Reproduce every entry below precisely; do not include the pictures.

::: Material provided :::

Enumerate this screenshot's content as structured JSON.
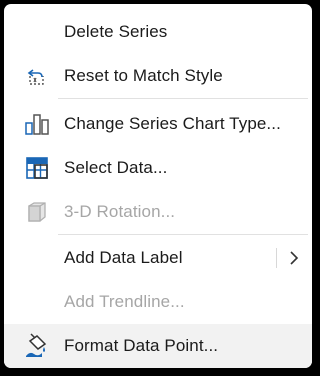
{
  "menu": {
    "items": [
      {
        "label": "Delete Series",
        "icon": "none",
        "enabled": true
      },
      {
        "label": "Reset to Match Style",
        "icon": "reset-style-icon",
        "enabled": true
      },
      {
        "label": "Change Series Chart Type...",
        "icon": "bar-chart-icon",
        "enabled": true
      },
      {
        "label": "Select Data...",
        "icon": "select-data-grid-icon",
        "enabled": true
      },
      {
        "label": "3-D Rotation...",
        "icon": "cube-3d-icon",
        "enabled": false
      },
      {
        "label": "Add Data Label",
        "icon": "none",
        "enabled": true,
        "has_submenu": true
      },
      {
        "label": "Add Trendline...",
        "icon": "none",
        "enabled": false
      },
      {
        "label": "Format Data Point...",
        "icon": "paint-bucket-icon",
        "enabled": true,
        "hovered": true
      }
    ]
  },
  "colors": {
    "accent_blue": "#1a67b6",
    "text": "#1b1b1b",
    "disabled_text": "#a6a6a6",
    "hover_background": "#f2f2f2"
  }
}
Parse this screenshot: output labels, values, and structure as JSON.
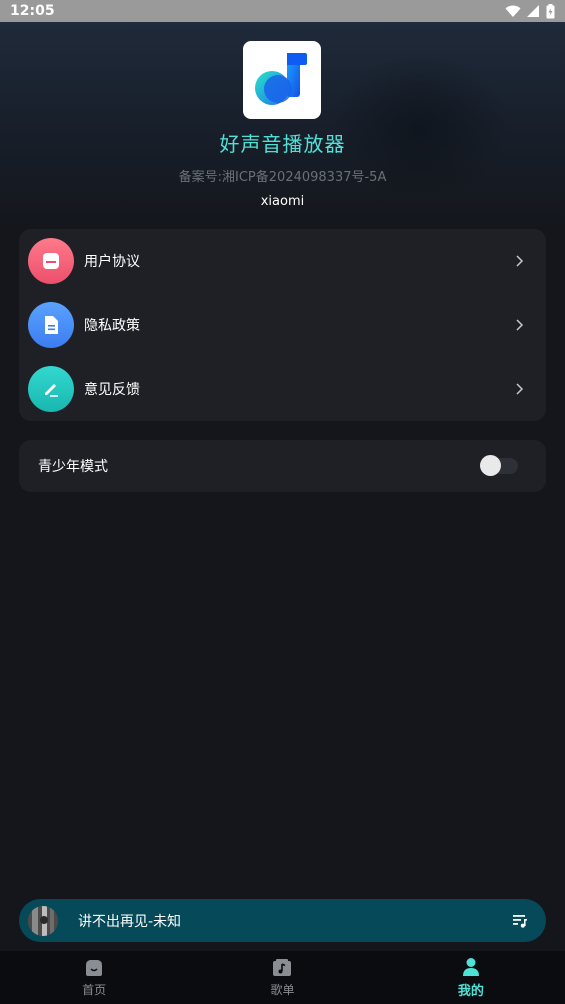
{
  "status_bar": {
    "time": "12:05",
    "icons": [
      "wifi-icon",
      "signal-icon",
      "battery-icon"
    ]
  },
  "app": {
    "name": "好声音播放器",
    "license": "备案号:湘ICP备2024098337号-5A",
    "vendor": "xiaomi",
    "logo_icon": "music-note-logo"
  },
  "menu": {
    "items": [
      {
        "label": "用户协议",
        "icon": "agreement-icon",
        "color": "#f3607a"
      },
      {
        "label": "隐私政策",
        "icon": "document-icon",
        "color": "#4a8cf2"
      },
      {
        "label": "意见反馈",
        "icon": "edit-pencil-icon",
        "color": "#22c7c0"
      }
    ]
  },
  "teen_mode": {
    "label": "青少年模式",
    "enabled": false
  },
  "player": {
    "now_playing": "讲不出再见-未知",
    "playlist_icon": "playlist-icon"
  },
  "bottom_nav": {
    "items": [
      {
        "label": "首页",
        "icon": "home-icon",
        "active": false
      },
      {
        "label": "歌单",
        "icon": "music-album-icon",
        "active": false
      },
      {
        "label": "我的",
        "icon": "profile-icon",
        "active": true
      }
    ]
  },
  "colors": {
    "accent": "#4fe0d6",
    "background": "#14161b",
    "card": "#1e2026",
    "player": "#064a59"
  }
}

:::

> _Task response_:
Enumerate this screenshot's content as structured JSON.
{
  "menu": {
    "items": [
      {
        "label": "Delete Series",
        "icon": "none",
        "enabled": true
      },
      {
        "label": "Reset to Match Style",
        "icon": "reset-style-icon",
        "enabled": true
      },
      {
        "label": "Change Series Chart Type...",
        "icon": "bar-chart-icon",
        "enabled": true
      },
      {
        "label": "Select Data...",
        "icon": "select-data-grid-icon",
        "enabled": true
      },
      {
        "label": "3-D Rotation...",
        "icon": "cube-3d-icon",
        "enabled": false
      },
      {
        "label": "Add Data Label",
        "icon": "none",
        "enabled": true,
        "has_submenu": true
      },
      {
        "label": "Add Trendline...",
        "icon": "none",
        "enabled": false
      },
      {
        "label": "Format Data Point...",
        "icon": "paint-bucket-icon",
        "enabled": true,
        "hovered": true
      }
    ]
  },
  "colors": {
    "accent_blue": "#1a67b6",
    "text": "#1b1b1b",
    "disabled_text": "#a6a6a6",
    "hover_background": "#f2f2f2"
  }
}
Parse this screenshot: output labels, values, and structure as JSON.
{
  "status_bar": {
    "time": "12:05",
    "icons": [
      "wifi-icon",
      "signal-icon",
      "battery-icon"
    ]
  },
  "app": {
    "name": "好声音播放器",
    "license": "备案号:湘ICP备2024098337号-5A",
    "vendor": "xiaomi",
    "logo_icon": "music-note-logo"
  },
  "menu": {
    "items": [
      {
        "label": "用户协议",
        "icon": "agreement-icon",
        "color": "#f3607a"
      },
      {
        "label": "隐私政策",
        "icon": "document-icon",
        "color": "#4a8cf2"
      },
      {
        "label": "意见反馈",
        "icon": "edit-pencil-icon",
        "color": "#22c7c0"
      }
    ]
  },
  "teen_mode": {
    "label": "青少年模式",
    "enabled": false
  },
  "player": {
    "now_playing": "讲不出再见-未知",
    "playlist_icon": "playlist-icon"
  },
  "bottom_nav": {
    "items": [
      {
        "label": "首页",
        "icon": "home-icon",
        "active": false
      },
      {
        "label": "歌单",
        "icon": "music-album-icon",
        "active": false
      },
      {
        "label": "我的",
        "icon": "profile-icon",
        "active": true
      }
    ]
  },
  "colors": {
    "accent": "#4fe0d6",
    "background": "#14161b",
    "card": "#1e2026",
    "player": "#064a59"
  }
}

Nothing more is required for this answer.